• _WHAT YOU NEED TO DO_
Rewrite the passage of the piece on the mortgage crisis investigation starting with "But my curiosity" and going on through "back in January.", substituting "commission" for each "task force".

• _TEXT TO READ_
⟨
But my curiosity was piqued again this week when I got an e-mail from CREDO Action protesting new information that the task force established to investigate what went wrong never received the staff that it was promised. And while the source of the hold up is unclear as is exactly how many staffers have been assigned, what is becoming clear is that even the promised fifty-five investigators would be ill-equipped to achieve its goals. That news got me wondering where things stand more generally with task force, lauded by progressives and homeowners alike when it was announced back in January.

In a recent NPR interview, William Black—the former litigation director for the Federal Home Loan Bank Board—pointed out that a hundred investigators were employed to get to the bottom of the Enron scandal ten years ago. That was a single company, and now we’re talking about delving into multiple business sectors to determine accountability and criminal wrongdoing in this crisis. For a more apples-to-apples comparison, the thousand-strong force investigating the Savings and Loans crisis in the 1980s returned a thousand felony convictions. The economic impact of the mortgage crisis is estimated to be forty times worse than the S&L debacle, and yet this under-staffed investigation has only been able to uncover enough evidence for ten convictions.

CREDO’s petition asking President Obama to staff up the task force well beyond the original promise has already yielded over 100,000 signers and over 1,100 calls to Obama For America headquarters, and I’m told CREDO has not even contacted all their members yet. This level of engagement is an indication that others like me who tune back in to find expectations unmet will have a strong response. Notably, a response that has the potential to trump queasiness progressives have about criticizing a Democratic president in an election year. But also a responding audience that clearly wants to use the instruments at hand to create a win for all involved.

One unintended consequence of the establishment of the task force is that many Americans felt like they could rest easy that justice was underway. Part of this feeling stemmed from the clear engagement of President Obama in his State of the Union address and part stemmed from the reputation of strength and integrity of the chair of the body, New York Attorney General Eric Schneiderman. Given the massive entrenched interests of the banks and the hyper-partisan political landscape, though, it appears that allies in government will need a strong outside consituency to make progress on this issue. Not doing so would be a huge missed opportunity for our economy and millions of Americans still waiting for relief.

The Campaign for Fair Settlement, of which CREDO is a part, was formed to do just that—keep pressure on the various enforcement mechanisms for resolution and to make sure this issue doesn’t fade from view. The loose coalition is showing signs of ramping up activities in the coming weeks, including planned direct actions at bank shareholder meetings. It appears that the CREDO petition was just a shot across the bow.

The reasons for acting with speed and strength are clear and compelling:

1. The Moral Imperative: Americans are sick of seeing bankers go free while they foot the bill. The underwater mortgage holders are the living example of a values system out of whack. They live in limbo, or worse, while the banks that partnered with them on these mortgages and then forged documents to illegally foreclose get bailed out with homeowners’ tax money and let off with a small fine. And justice is an hourglass with the sand running out. The statute of limitations on most of these cases is up soon, so swift action is required if criminal penalties are forthcoming. Claims that the taskforce is itself running out the clock will certainly have more resonance as time goes on.
⟩
(Rows from a layout dataset)
⟨
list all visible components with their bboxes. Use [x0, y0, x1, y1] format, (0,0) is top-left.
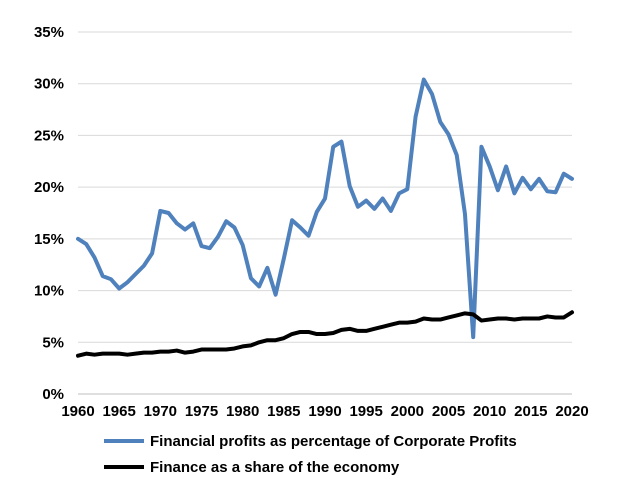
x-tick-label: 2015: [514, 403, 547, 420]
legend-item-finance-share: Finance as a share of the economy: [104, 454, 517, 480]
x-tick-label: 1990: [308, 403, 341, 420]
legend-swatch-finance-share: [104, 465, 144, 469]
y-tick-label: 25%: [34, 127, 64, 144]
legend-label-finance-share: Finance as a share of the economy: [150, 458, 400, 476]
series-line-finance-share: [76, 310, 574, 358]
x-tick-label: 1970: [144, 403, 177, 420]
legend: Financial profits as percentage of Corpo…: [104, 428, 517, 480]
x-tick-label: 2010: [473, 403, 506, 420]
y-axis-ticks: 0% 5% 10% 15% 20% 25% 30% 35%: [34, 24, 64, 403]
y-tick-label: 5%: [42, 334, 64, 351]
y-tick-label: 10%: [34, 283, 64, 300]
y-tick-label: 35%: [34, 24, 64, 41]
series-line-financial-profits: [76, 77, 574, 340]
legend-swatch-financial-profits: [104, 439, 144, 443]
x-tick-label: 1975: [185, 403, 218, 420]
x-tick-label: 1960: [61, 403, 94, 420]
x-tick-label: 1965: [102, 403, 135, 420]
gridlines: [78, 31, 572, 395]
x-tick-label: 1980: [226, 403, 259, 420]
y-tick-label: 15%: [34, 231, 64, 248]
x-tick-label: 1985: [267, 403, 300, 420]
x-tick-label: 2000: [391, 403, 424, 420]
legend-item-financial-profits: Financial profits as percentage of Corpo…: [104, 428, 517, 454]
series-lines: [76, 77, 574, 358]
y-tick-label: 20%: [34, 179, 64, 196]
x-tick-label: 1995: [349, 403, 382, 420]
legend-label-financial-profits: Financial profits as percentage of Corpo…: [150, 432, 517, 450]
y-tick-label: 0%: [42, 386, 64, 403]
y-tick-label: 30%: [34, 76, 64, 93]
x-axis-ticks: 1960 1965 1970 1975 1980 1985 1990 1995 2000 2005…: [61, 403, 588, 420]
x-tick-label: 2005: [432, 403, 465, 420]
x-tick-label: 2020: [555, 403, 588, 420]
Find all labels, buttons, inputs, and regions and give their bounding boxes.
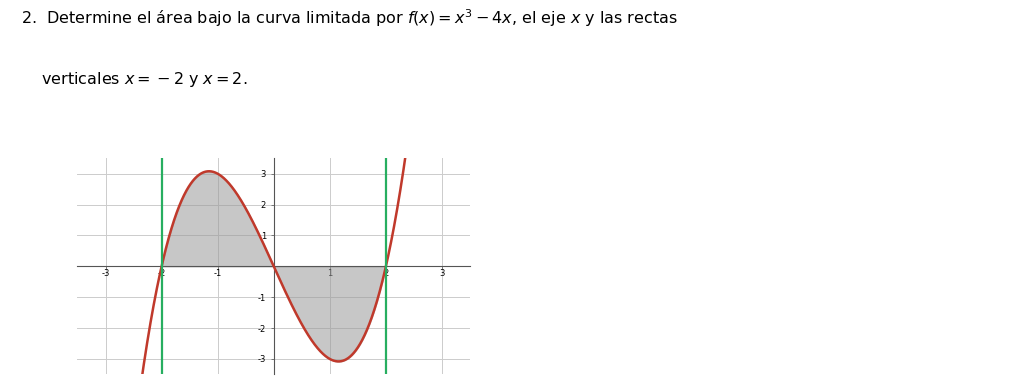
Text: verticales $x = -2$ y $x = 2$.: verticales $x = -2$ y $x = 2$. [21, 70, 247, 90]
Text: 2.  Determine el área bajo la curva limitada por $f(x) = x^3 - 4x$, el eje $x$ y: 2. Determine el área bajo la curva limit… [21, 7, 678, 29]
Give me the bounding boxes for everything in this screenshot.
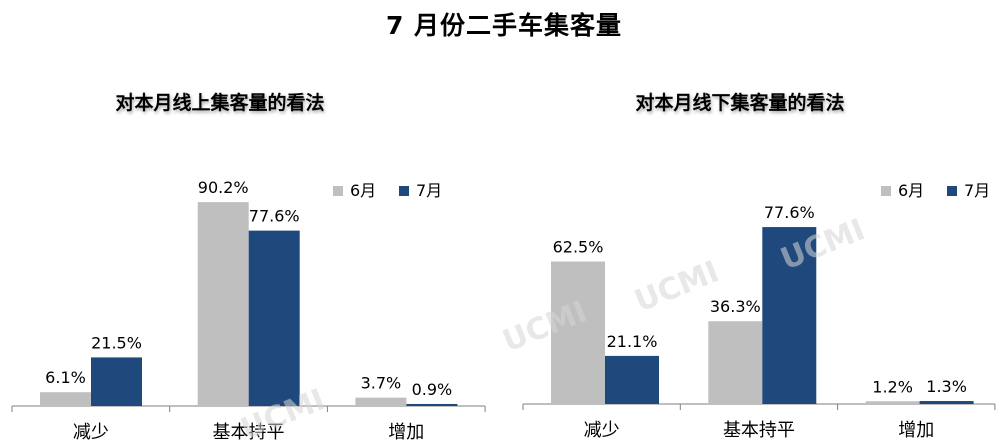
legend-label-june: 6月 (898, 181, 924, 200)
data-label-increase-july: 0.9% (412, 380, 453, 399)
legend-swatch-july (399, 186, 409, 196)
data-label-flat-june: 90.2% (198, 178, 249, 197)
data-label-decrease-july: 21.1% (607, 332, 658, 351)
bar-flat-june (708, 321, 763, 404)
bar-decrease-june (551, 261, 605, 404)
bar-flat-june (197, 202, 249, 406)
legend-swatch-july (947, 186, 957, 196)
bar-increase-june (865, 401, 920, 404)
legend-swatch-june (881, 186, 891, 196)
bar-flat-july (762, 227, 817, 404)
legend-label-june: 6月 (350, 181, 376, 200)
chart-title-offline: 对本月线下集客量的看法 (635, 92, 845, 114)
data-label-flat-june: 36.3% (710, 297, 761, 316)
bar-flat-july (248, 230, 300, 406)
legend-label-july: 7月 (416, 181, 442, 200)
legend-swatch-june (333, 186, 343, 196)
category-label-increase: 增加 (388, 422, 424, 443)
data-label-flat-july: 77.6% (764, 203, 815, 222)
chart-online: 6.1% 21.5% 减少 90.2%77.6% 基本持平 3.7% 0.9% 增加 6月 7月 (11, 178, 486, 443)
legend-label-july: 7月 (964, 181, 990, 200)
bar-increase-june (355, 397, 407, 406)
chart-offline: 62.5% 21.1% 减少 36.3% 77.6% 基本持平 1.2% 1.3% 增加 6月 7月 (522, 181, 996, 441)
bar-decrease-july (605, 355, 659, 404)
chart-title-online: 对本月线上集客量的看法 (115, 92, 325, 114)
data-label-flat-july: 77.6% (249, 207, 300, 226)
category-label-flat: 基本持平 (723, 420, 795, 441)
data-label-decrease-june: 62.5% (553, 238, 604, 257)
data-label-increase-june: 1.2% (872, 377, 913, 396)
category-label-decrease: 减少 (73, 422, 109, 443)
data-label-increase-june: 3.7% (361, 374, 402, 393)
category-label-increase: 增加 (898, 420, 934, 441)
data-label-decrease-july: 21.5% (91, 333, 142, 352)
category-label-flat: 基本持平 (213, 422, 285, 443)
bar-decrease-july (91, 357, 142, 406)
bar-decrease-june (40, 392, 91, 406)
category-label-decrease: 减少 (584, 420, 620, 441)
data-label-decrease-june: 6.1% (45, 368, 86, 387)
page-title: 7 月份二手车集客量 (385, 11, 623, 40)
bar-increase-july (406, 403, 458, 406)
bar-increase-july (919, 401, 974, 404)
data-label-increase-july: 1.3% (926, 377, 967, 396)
⟩
• _FINISHED EXERCISE_
But my curiosity was piqued again this week when I got an e-mail from CREDO Action protesting new information that the commission established to investigate what went wrong never received the staff that it was promised. And while the source of the hold up is unclear as is exactly how many staffers have been assigned, what is becoming clear is that even the promised fifty-five investigators would be ill-equipped to achieve its goals. That news got me wondering where things stand more generally with commission, lauded by progressives and homeowners alike when it was announced back in January.